Copy the data precisely, keeping every character.

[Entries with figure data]
/---

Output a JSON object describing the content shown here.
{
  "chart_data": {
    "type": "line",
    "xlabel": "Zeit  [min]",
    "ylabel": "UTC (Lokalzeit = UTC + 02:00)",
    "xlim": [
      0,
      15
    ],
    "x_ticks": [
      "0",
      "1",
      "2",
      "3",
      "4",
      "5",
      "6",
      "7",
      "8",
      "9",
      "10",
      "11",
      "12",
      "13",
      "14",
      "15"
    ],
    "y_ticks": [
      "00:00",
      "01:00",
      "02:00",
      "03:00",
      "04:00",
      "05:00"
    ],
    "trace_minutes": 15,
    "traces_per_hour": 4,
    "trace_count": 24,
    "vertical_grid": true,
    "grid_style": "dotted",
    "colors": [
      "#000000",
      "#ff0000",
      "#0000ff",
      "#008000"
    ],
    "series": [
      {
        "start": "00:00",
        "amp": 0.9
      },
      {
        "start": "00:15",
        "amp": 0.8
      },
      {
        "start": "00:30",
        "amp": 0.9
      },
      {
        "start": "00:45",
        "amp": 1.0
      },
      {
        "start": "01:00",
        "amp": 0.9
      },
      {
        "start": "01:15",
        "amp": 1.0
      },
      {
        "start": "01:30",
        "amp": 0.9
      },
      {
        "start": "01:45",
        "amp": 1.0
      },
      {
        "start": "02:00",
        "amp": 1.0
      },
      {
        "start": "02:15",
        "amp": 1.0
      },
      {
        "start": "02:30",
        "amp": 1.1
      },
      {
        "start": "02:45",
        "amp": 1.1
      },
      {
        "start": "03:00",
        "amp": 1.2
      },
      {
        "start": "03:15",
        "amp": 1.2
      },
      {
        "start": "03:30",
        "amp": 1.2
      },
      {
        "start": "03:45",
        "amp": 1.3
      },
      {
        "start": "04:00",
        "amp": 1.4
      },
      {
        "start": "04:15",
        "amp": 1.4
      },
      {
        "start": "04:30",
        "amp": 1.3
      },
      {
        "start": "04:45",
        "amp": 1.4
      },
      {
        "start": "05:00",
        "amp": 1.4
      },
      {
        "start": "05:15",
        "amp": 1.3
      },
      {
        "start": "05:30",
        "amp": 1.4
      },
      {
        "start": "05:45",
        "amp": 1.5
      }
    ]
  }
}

\---

* [REPLY TO THE TASK]
Output a JSON object describing the content shown here.
{
  "chart_data": {
    "type": "line",
    "xlabel": "Zeit  [min]",
    "ylabel": "UTC (Lokalzeit = UTC + 02:00)",
    "xlim": [
      0,
      15
    ],
    "x_ticks": [
      "0",
      "1",
      "2",
      "3",
      "4",
      "5",
      "6",
      "7",
      "8",
      "9",
      "10",
      "11",
      "12",
      "13",
      "14",
      "15"
    ],
    "y_ticks": [
      "00:00",
      "01:00",
      "02:00",
      "03:00",
      "04:00",
      "05:00"
    ],
    "trace_minutes": 15,
    "traces_per_hour": 4,
    "trace_count": 24,
    "vertical_grid": true,
    "grid_style": "dotted",
    "colors": [
      "#000000",
      "#ff0000",
      "#0000ff",
      "#008000"
    ],
    "series": [
      {
        "start": "00:00",
        "amp": 0.9
      },
      {
        "start": "00:15",
        "amp": 0.8
      },
      {
        "start": "00:30",
        "amp": 0.9
      },
      {
        "start": "00:45",
        "amp": 1.0
      },
      {
        "start": "01:00",
        "amp": 0.9
      },
      {
        "start": "01:15",
        "amp": 1.0
      },
      {
        "start": "01:30",
        "amp": 0.9
      },
      {
        "start": "01:45",
        "amp": 1.0
      },
      {
        "start": "02:00",
        "amp": 1.0
      },
      {
        "start": "02:15",
        "amp": 1.0
      },
      {
        "start": "02:30",
        "amp": 1.1
      },
      {
        "start": "02:45",
        "amp": 1.1
      },
      {
        "start": "03:00",
        "amp": 1.2
      },
      {
        "start": "03:15",
        "amp": 1.2
      },
      {
        "start": "03:30",
        "amp": 1.2
      },
      {
        "start": "03:45",
        "amp": 1.3
      },
      {
        "start": "04:00",
        "amp": 1.4
      },
      {
        "start": "04:15",
        "amp": 1.4
      },
      {
        "start": "04:30",
        "amp": 1.3
      },
      {
        "start": "04:45",
        "amp": 1.4
      },
      {
        "start": "05:00",
        "amp": 1.4
      },
      {
        "start": "05:15",
        "amp": 1.3
      },
      {
        "start": "05:30",
        "amp": 1.4
      },
      {
        "start": "05:45",
        "amp": 1.5
      }
    ]
  }
}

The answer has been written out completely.